[Start of Records for processing]
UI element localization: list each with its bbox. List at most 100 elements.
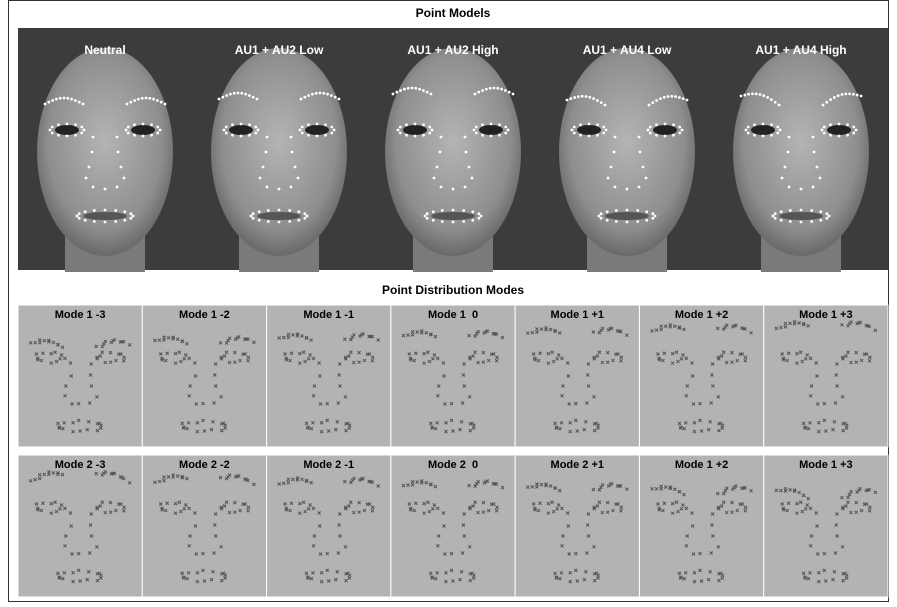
landmark-point — [315, 92, 318, 95]
landmark-point — [789, 209, 792, 212]
landmark-point — [254, 126, 257, 129]
landmark-point — [319, 92, 322, 95]
face-image — [559, 48, 695, 256]
mode-label: Mode 1 -1 — [303, 309, 354, 321]
landmark-point — [452, 209, 455, 212]
eye — [577, 125, 601, 135]
landmark-point — [626, 221, 629, 224]
landmark-point — [88, 166, 91, 169]
mouth — [431, 212, 475, 220]
landmark-point — [475, 132, 478, 135]
landmark-point — [822, 104, 825, 107]
landmark-point — [774, 217, 777, 220]
landmark-point — [636, 220, 639, 223]
landmark-point — [780, 219, 783, 222]
landmark-point — [664, 123, 667, 126]
landmark-point — [600, 212, 603, 215]
mode-panel — [515, 305, 639, 447]
landmark-point — [638, 136, 641, 139]
landmark-point — [66, 123, 69, 126]
landmark-point — [142, 123, 145, 126]
landmark-point — [605, 129, 608, 132]
landmark-point — [579, 134, 582, 137]
landmark-point — [399, 89, 402, 92]
mode-label: Mode 1 +2 — [675, 309, 729, 321]
landmark-point — [299, 129, 302, 132]
landmark-point — [604, 104, 607, 107]
landmark-point — [439, 151, 442, 154]
landmark-point — [316, 135, 319, 138]
landmark-point — [490, 135, 493, 138]
landmark-point — [311, 93, 314, 96]
landmark-point — [418, 88, 421, 91]
landmark-point — [743, 94, 746, 97]
landmark-point — [432, 219, 435, 222]
mode-panel — [764, 455, 888, 597]
landmark-point — [78, 217, 81, 220]
landmark-point — [133, 99, 136, 102]
landmark-point — [145, 97, 148, 100]
landmark-point — [392, 93, 395, 96]
landmark-point — [596, 134, 599, 137]
landmark-point — [303, 212, 306, 215]
landmark-point — [338, 98, 341, 101]
eye — [55, 125, 79, 135]
landmark-point — [452, 188, 455, 191]
landmark-point — [577, 95, 580, 98]
landmark-point — [602, 126, 605, 129]
face-label: AU1 + AU4 High — [755, 43, 846, 57]
landmark-point — [844, 92, 847, 95]
landmark-point — [747, 93, 750, 96]
landmark-point — [405, 134, 408, 137]
landmark-point — [120, 166, 123, 169]
landmark-point — [654, 215, 657, 218]
landmark-point — [512, 93, 515, 96]
landmark-point — [307, 134, 310, 137]
landmark-point — [566, 99, 569, 102]
landmark-point — [471, 219, 474, 222]
landmark-point — [303, 96, 306, 99]
landmark-point — [47, 101, 50, 104]
landmark-point — [307, 94, 310, 97]
landmark-point — [573, 96, 576, 99]
landmark-point — [498, 123, 501, 126]
landmark-point — [810, 209, 813, 212]
landmark-point — [770, 98, 773, 101]
landmark-point — [156, 99, 159, 102]
eye — [305, 125, 329, 135]
landmark-point — [823, 126, 826, 129]
landmark-point — [659, 97, 662, 100]
landmark-point — [485, 88, 488, 91]
landmark-point — [788, 136, 791, 139]
landmark-point — [114, 209, 117, 212]
face-image — [37, 48, 173, 256]
mode-label: Mode 1 +3 — [799, 309, 853, 321]
landmark-point — [229, 93, 232, 96]
landmark-point — [63, 97, 66, 100]
landmark-point — [674, 95, 677, 98]
landmark-point — [218, 98, 221, 101]
landmark-point — [83, 129, 86, 132]
landmark-point — [123, 219, 126, 222]
landmark-point — [655, 99, 658, 102]
mode-label: Mode 2 -1 — [303, 459, 354, 471]
landmark-point — [248, 123, 251, 126]
landmark-point — [414, 123, 417, 126]
landmark-point — [74, 123, 77, 126]
landmark-point — [127, 126, 130, 129]
landmark-point — [316, 123, 319, 126]
landmark-point — [70, 98, 73, 101]
landmark-point — [156, 132, 159, 135]
landmark-point — [636, 209, 639, 212]
landmark-point — [156, 126, 159, 129]
figure: Point Models Point Distribution Modes Ne… — [0, 0, 897, 602]
landmark-point — [651, 101, 654, 104]
landmark-point — [498, 134, 501, 137]
landmark-point — [626, 188, 629, 191]
mode-panel — [18, 305, 142, 447]
landmark-point — [240, 92, 243, 95]
landmark-point — [789, 220, 792, 223]
landmark-point — [655, 123, 658, 126]
landmark-point — [504, 89, 507, 92]
landmark-point — [500, 88, 503, 91]
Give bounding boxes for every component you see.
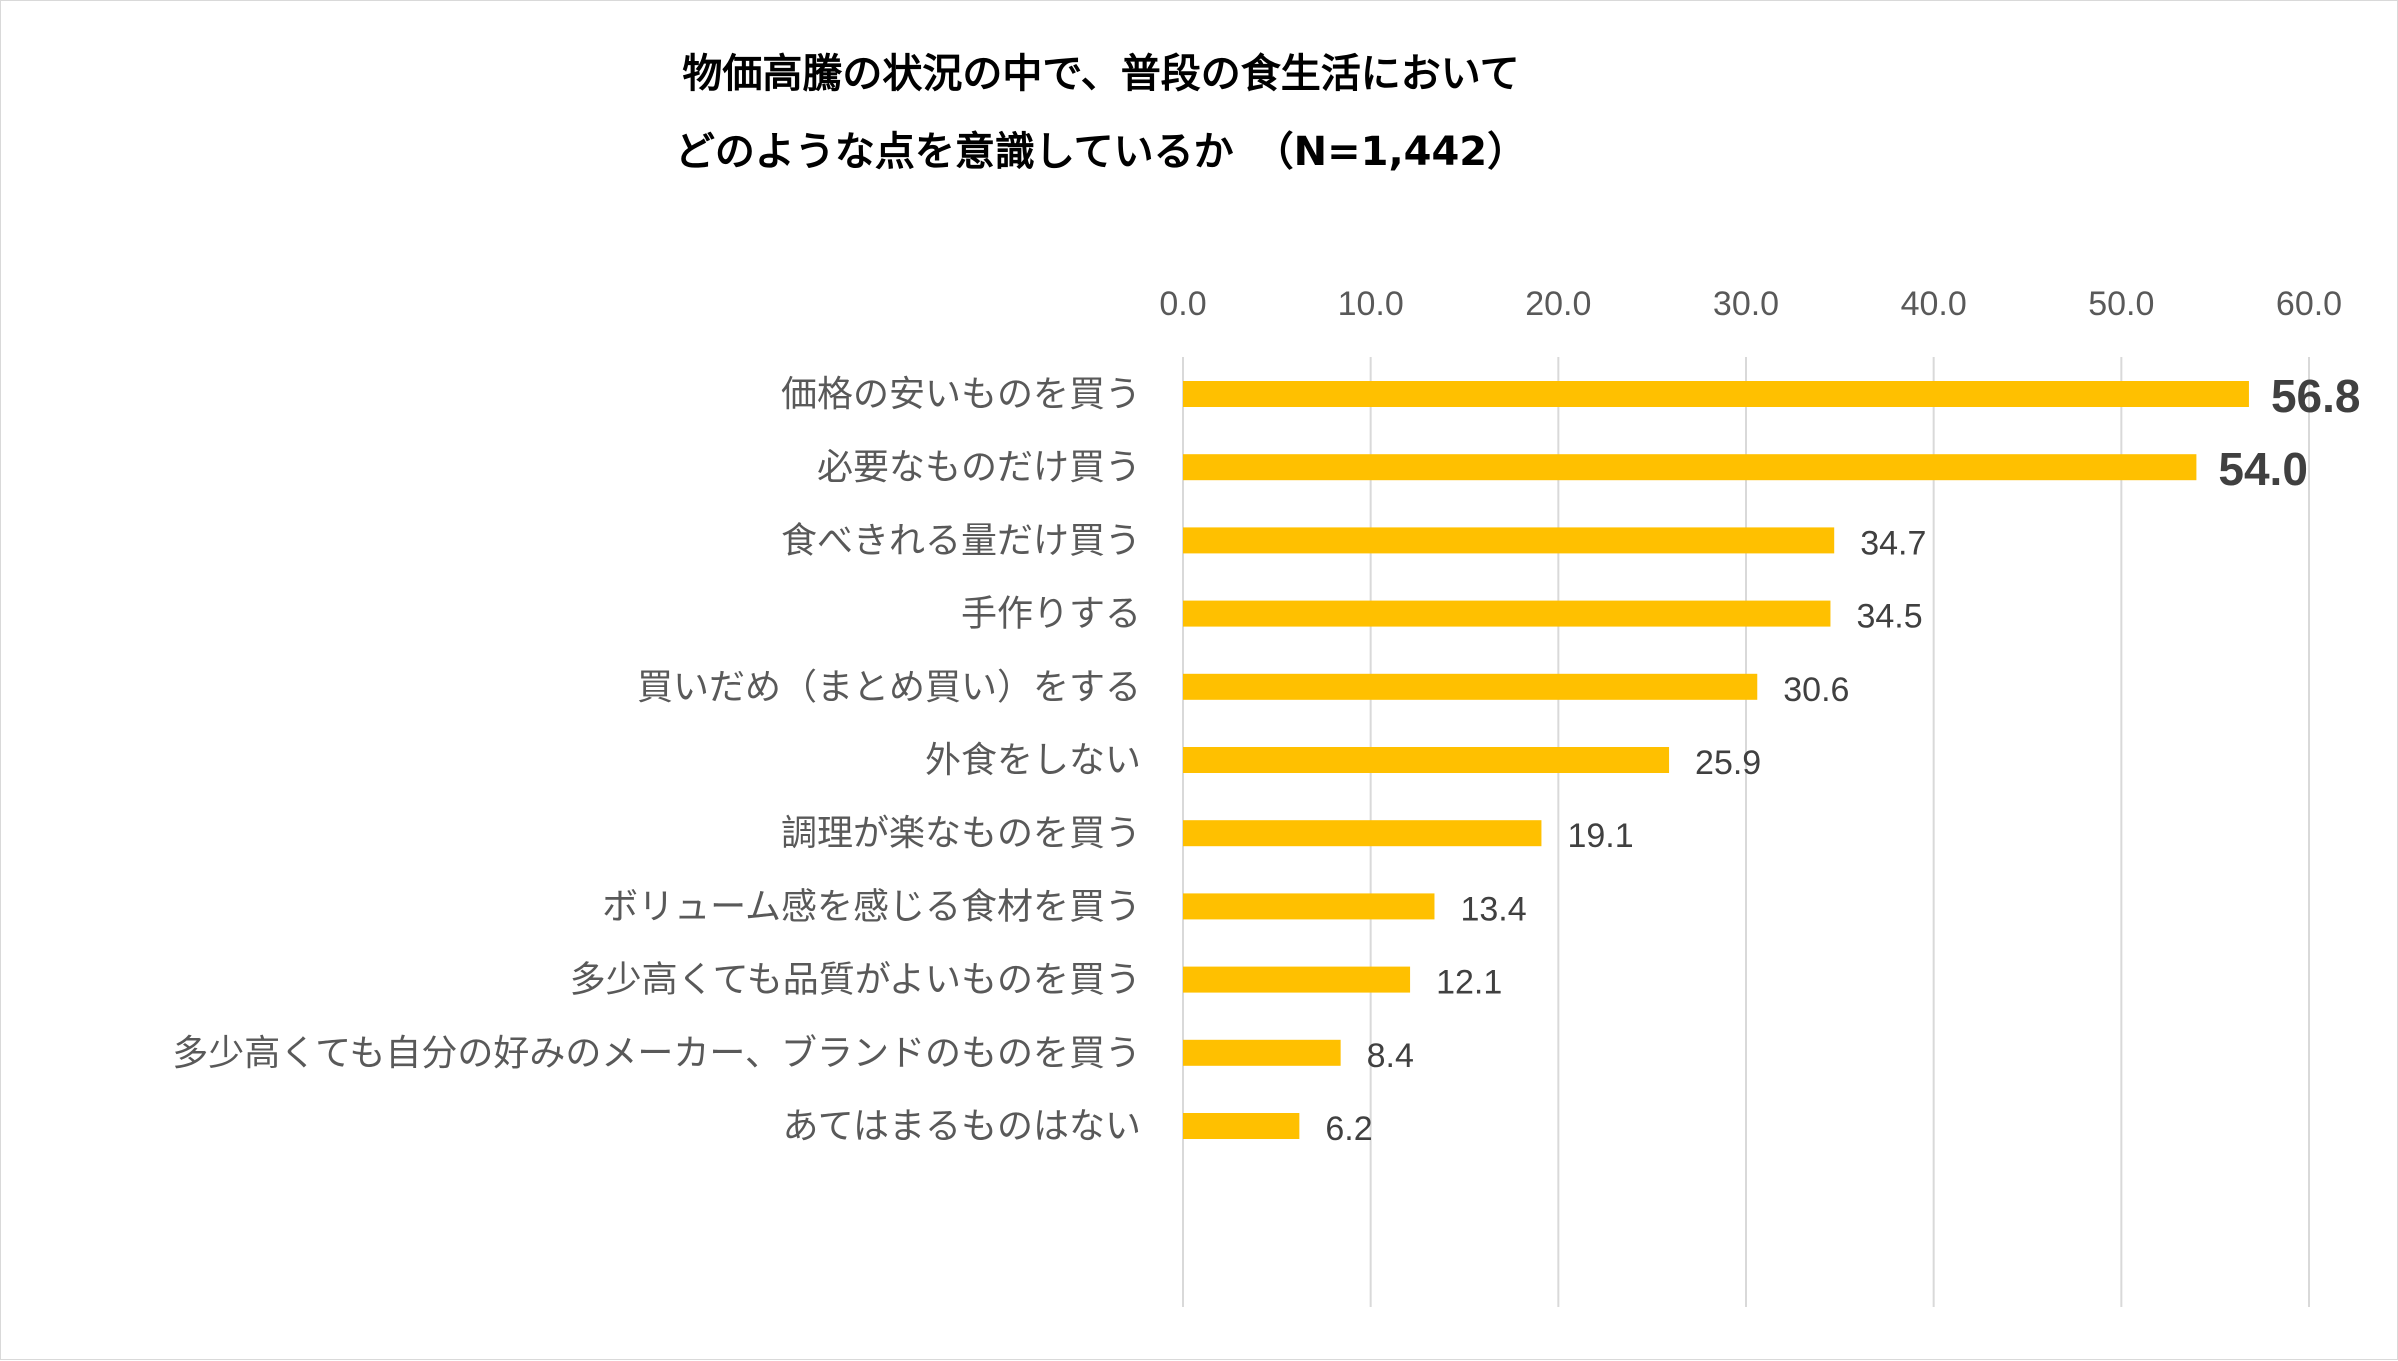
tick-label-6: 60.0 bbox=[2276, 285, 2342, 323]
category-labels: 価格の安いものを買う必要なものだけ買う食べきれる量だけ買う手作りする買いだめ（ま… bbox=[172, 374, 1141, 1147]
bar-8 bbox=[1183, 966, 1411, 993]
value-label-0: 56.8 bbox=[2271, 370, 2361, 422]
category-label-7: ボリューム感を感じる食材を買う bbox=[602, 886, 1141, 927]
value-label-7: 13.4 bbox=[1460, 890, 1526, 928]
category-label-9: 多少高くても自分の好みのメーカー、ブランドのものを買う bbox=[172, 1033, 1141, 1074]
value-label-6: 19.1 bbox=[1567, 817, 1633, 855]
category-label-8: 多少高くても品質がよいものを買う bbox=[570, 960, 1141, 1001]
category-label-0: 価格の安いものを買う bbox=[781, 374, 1141, 415]
category-label-10: あてはまるものはない bbox=[782, 1106, 1141, 1147]
bar-0 bbox=[1183, 381, 2249, 407]
bar-9 bbox=[1183, 1039, 1341, 1066]
bar-6 bbox=[1183, 820, 1542, 847]
tick-label-4: 40.0 bbox=[1901, 285, 1967, 323]
value-label-3: 34.5 bbox=[1856, 598, 1922, 636]
value-labels: 56.8 54.0 34.7 34.530.6 25.9 19.1 13.4 12.1 8.4 6… bbox=[1325, 370, 2360, 1148]
bar-1 bbox=[1183, 454, 2197, 481]
tick-label-0: 0.0 bbox=[1159, 285, 1206, 323]
tick-label-1: 10.0 bbox=[1338, 285, 1404, 323]
category-label-6: 調理が楽なものを買う bbox=[781, 813, 1141, 854]
chart-title: 物価高騰の状況の中で、普段の食生活において どのような点を意識しているか （N=… bbox=[675, 51, 1527, 175]
value-label-1: 54.0 bbox=[2218, 443, 2308, 495]
bar-5 bbox=[1183, 747, 1670, 773]
bar-2 bbox=[1183, 527, 1835, 554]
chart-title-line-1: 物価高騰の状況の中で、普段の食生活において bbox=[682, 51, 1519, 97]
category-label-1: 必要なものだけ買う bbox=[817, 447, 1141, 488]
bar-3 bbox=[1183, 600, 1831, 627]
bar-10 bbox=[1183, 1113, 1300, 1139]
bars bbox=[1183, 381, 2249, 1139]
tick-label-2: 20.0 bbox=[1525, 285, 1591, 323]
bar-7 bbox=[1183, 893, 1435, 920]
value-label-5: 25.9 bbox=[1695, 744, 1761, 782]
value-label-4: 30.6 bbox=[1783, 671, 1849, 709]
value-label-9: 8.4 bbox=[1367, 1037, 1414, 1075]
value-label-2: 34.7 bbox=[1860, 524, 1926, 562]
category-label-5: 外食をしない bbox=[925, 740, 1141, 781]
x-axis-ticks: 0.0 10.0 20.0 30.0 40.0 50.0 60.0 bbox=[1159, 285, 2342, 323]
gridlines bbox=[1182, 357, 2310, 1307]
category-label-4: 買いだめ（まとめ買い）をする bbox=[637, 667, 1141, 708]
bar-4 bbox=[1183, 673, 1758, 700]
chart-title-line-2: どのような点を意識しているか （N=1,442） bbox=[675, 129, 1527, 175]
category-label-3: 手作りする bbox=[961, 594, 1141, 635]
tick-label-5: 50.0 bbox=[2088, 285, 2154, 323]
tick-label-3: 30.0 bbox=[1713, 285, 1779, 323]
category-label-2: 食べきれる量だけ買う bbox=[781, 520, 1141, 561]
value-label-8: 12.1 bbox=[1436, 964, 1502, 1002]
value-label-10: 6.2 bbox=[1325, 1110, 1372, 1148]
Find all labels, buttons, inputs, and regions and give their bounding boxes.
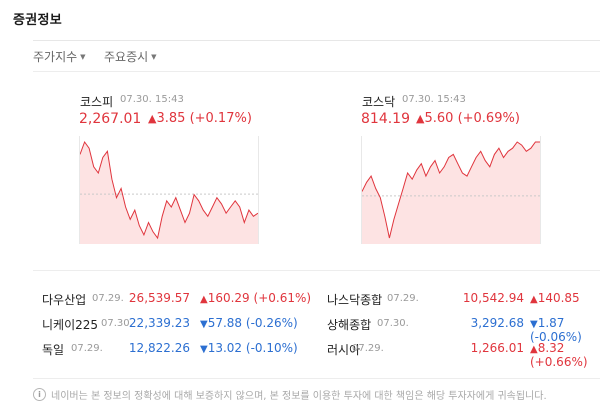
[End of Records for processing]
*What is needed*: Can you lay out the lines in the items as a JSON list of strings, one per line, skipping blank lines? Begin at the line that has "tick-label-6: 60.0 bbox=[2276, 285, 2342, 323]" and stop after the line that has "bar-9 bbox=[1183, 1039, 1341, 1066]".

*Exercise result*:
[
  "tick-label-6: 60.0 bbox=[2276, 285, 2342, 323]",
  "category-labels: 価格の安いものを買う必要なものだけ買う食べきれる量だけ買う手作りする買いだめ（ま… bbox=[172, 374, 1141, 1147]",
  "bar-8 bbox=[1183, 966, 1411, 993]",
  "value-label-0: 56.8 bbox=[2271, 370, 2361, 422]",
  "category-label-7: ボリューム感を感じる食材を買う bbox=[602, 886, 1141, 927]",
  "value-label-7: 13.4 bbox=[1460, 890, 1526, 928]",
  "category-label-9: 多少高くても自分の好みのメーカー、ブランドのものを買う bbox=[172, 1033, 1141, 1074]",
  "value-label-6: 19.1 bbox=[1567, 817, 1633, 855]",
  "category-label-8: 多少高くても品質がよいものを買う bbox=[570, 960, 1141, 1001]",
  "category-label-0: 価格の安いものを買う bbox=[781, 374, 1141, 415]",
  "category-label-10: あてはまるものはない bbox=[782, 1106, 1141, 1147]",
  "bar-0 bbox=[1183, 381, 2249, 407]",
  "bar-9 bbox=[1183, 1039, 1341, 1066]"
]